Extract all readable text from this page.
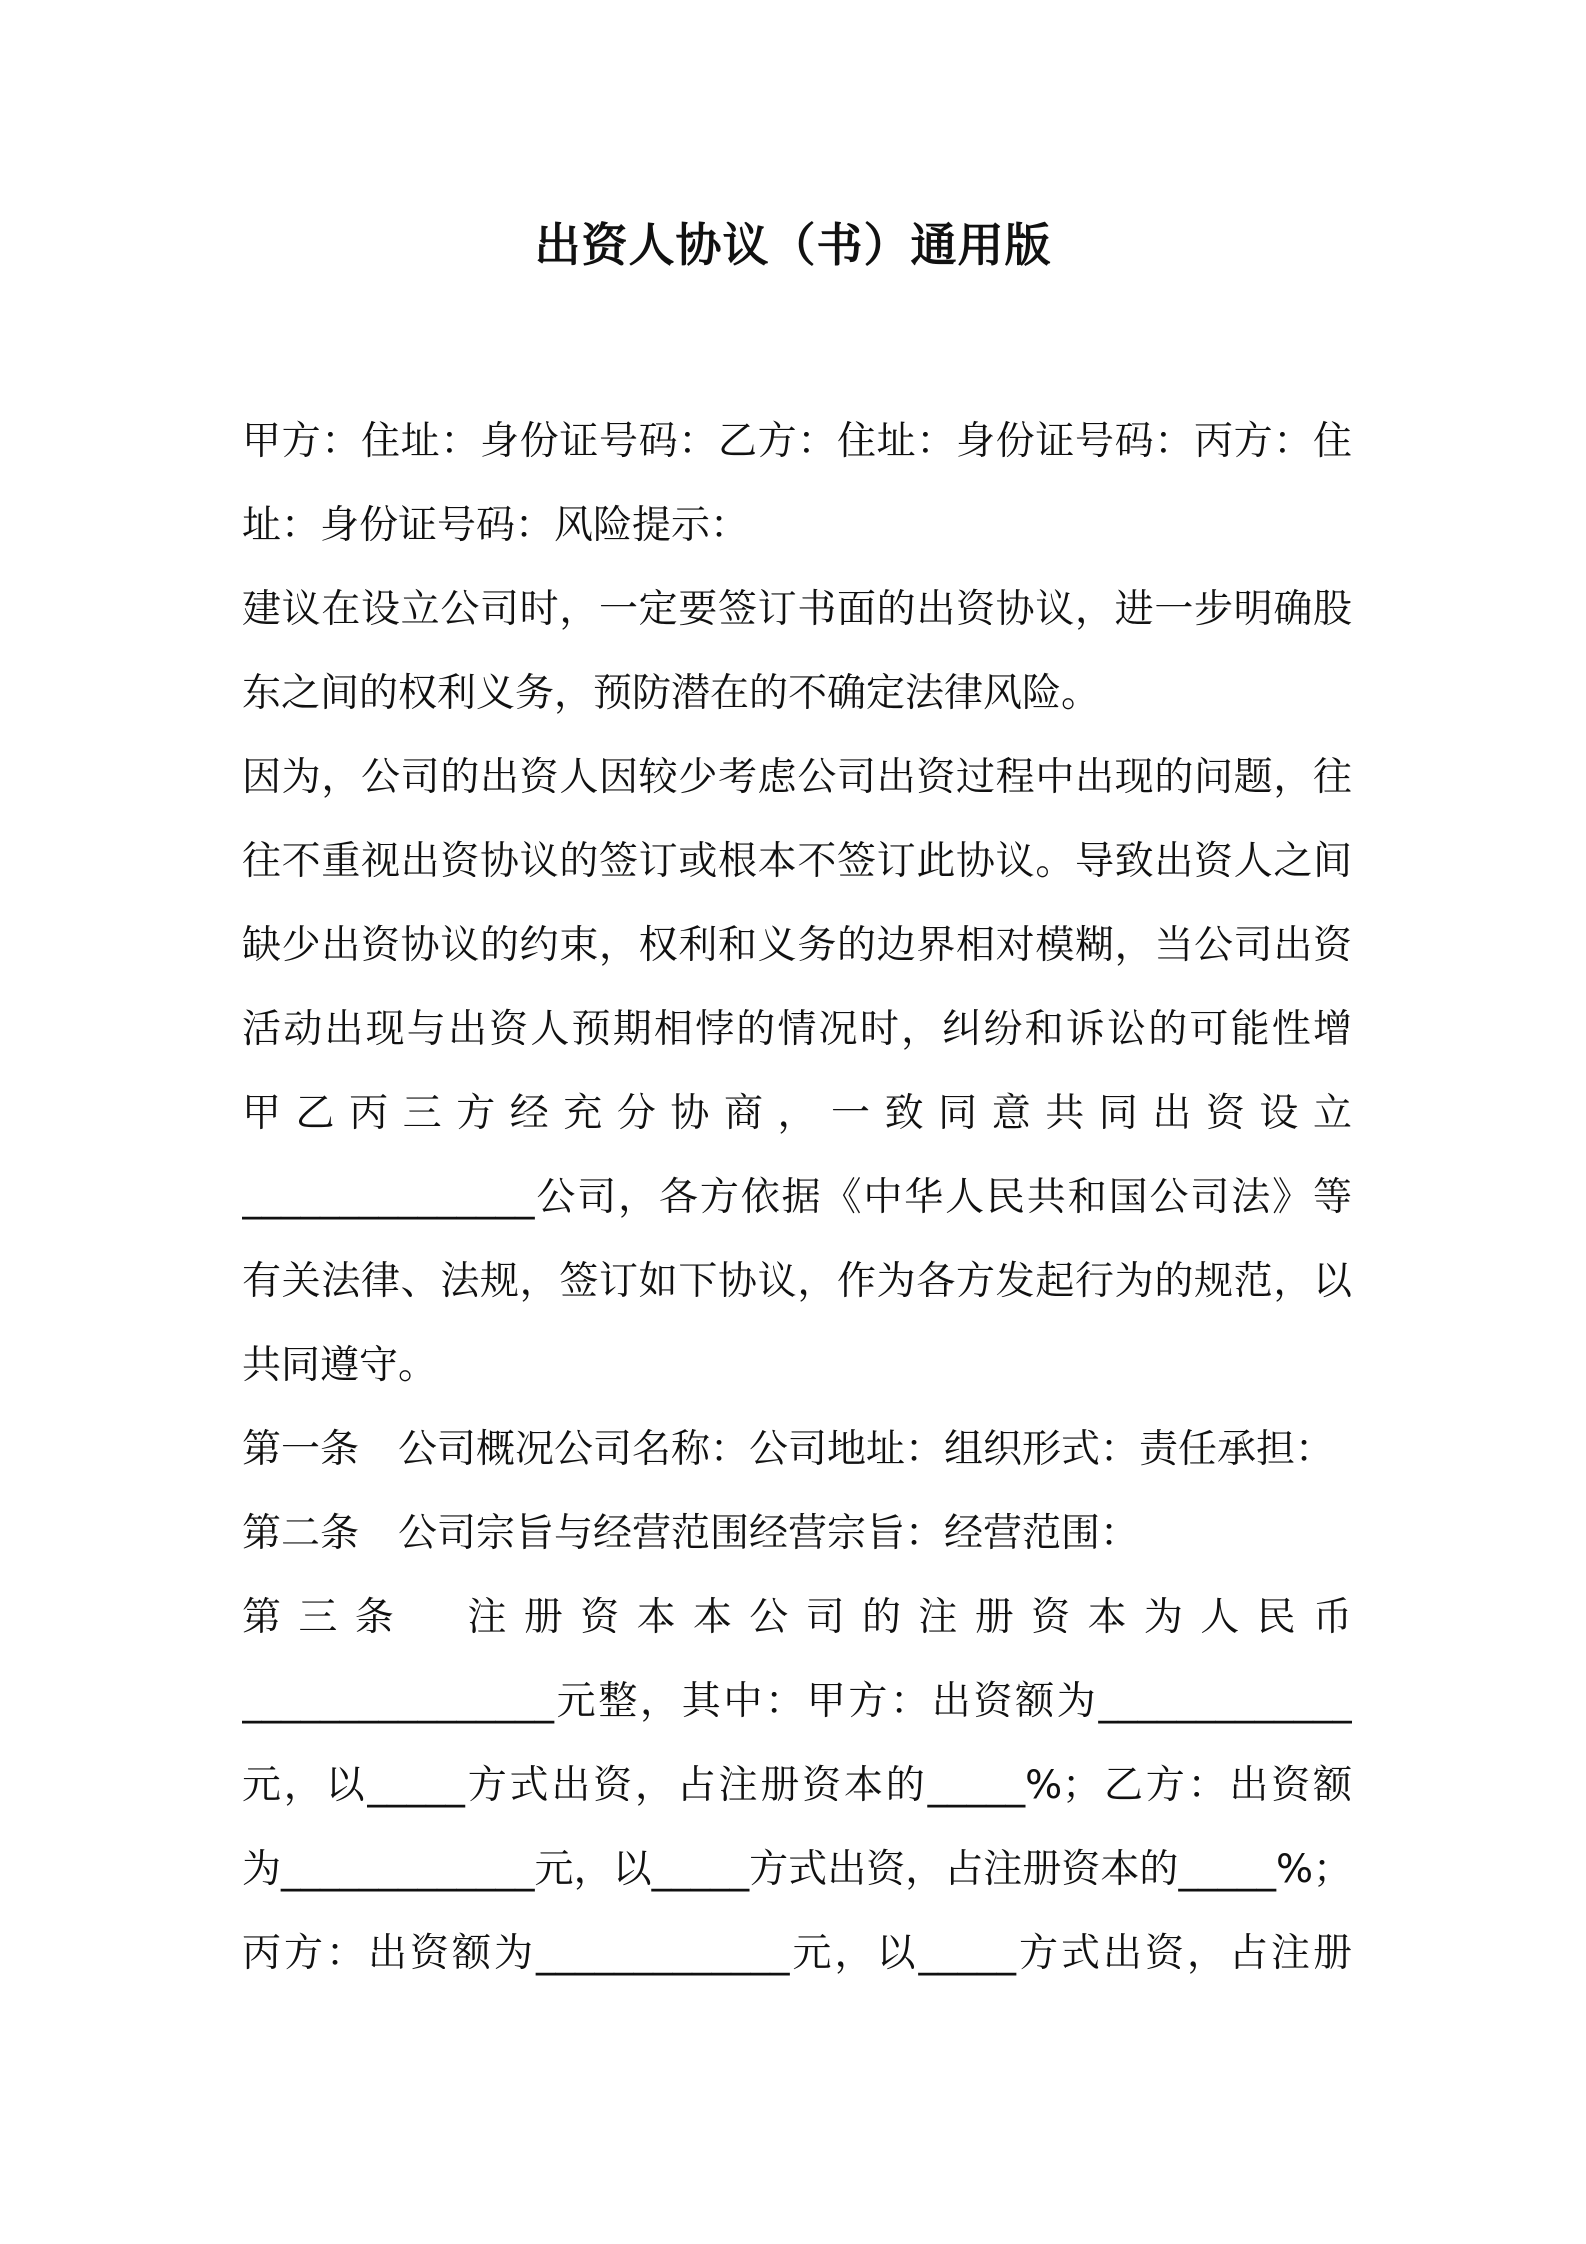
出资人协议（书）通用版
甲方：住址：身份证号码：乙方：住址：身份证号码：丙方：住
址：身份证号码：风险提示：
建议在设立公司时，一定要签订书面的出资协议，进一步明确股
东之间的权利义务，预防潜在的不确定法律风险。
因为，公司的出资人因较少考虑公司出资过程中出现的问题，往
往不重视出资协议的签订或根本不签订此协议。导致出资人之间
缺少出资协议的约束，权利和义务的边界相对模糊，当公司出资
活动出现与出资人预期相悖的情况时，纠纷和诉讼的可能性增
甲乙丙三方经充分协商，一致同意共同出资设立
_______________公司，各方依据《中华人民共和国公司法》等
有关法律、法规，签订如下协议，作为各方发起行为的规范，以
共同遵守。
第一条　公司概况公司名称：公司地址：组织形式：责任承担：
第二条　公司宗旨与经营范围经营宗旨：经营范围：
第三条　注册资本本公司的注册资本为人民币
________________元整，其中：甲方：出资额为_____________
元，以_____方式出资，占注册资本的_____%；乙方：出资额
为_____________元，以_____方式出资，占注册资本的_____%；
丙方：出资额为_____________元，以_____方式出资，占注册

:: THE TASK ::
Copy, from the material, each line that holds the string "身份证号码".

:: COMPLETED TASK ::
甲方：住址：身份证号码：乙方：住址：身份证号码：丙方：住
址：身份证号码：风险提示：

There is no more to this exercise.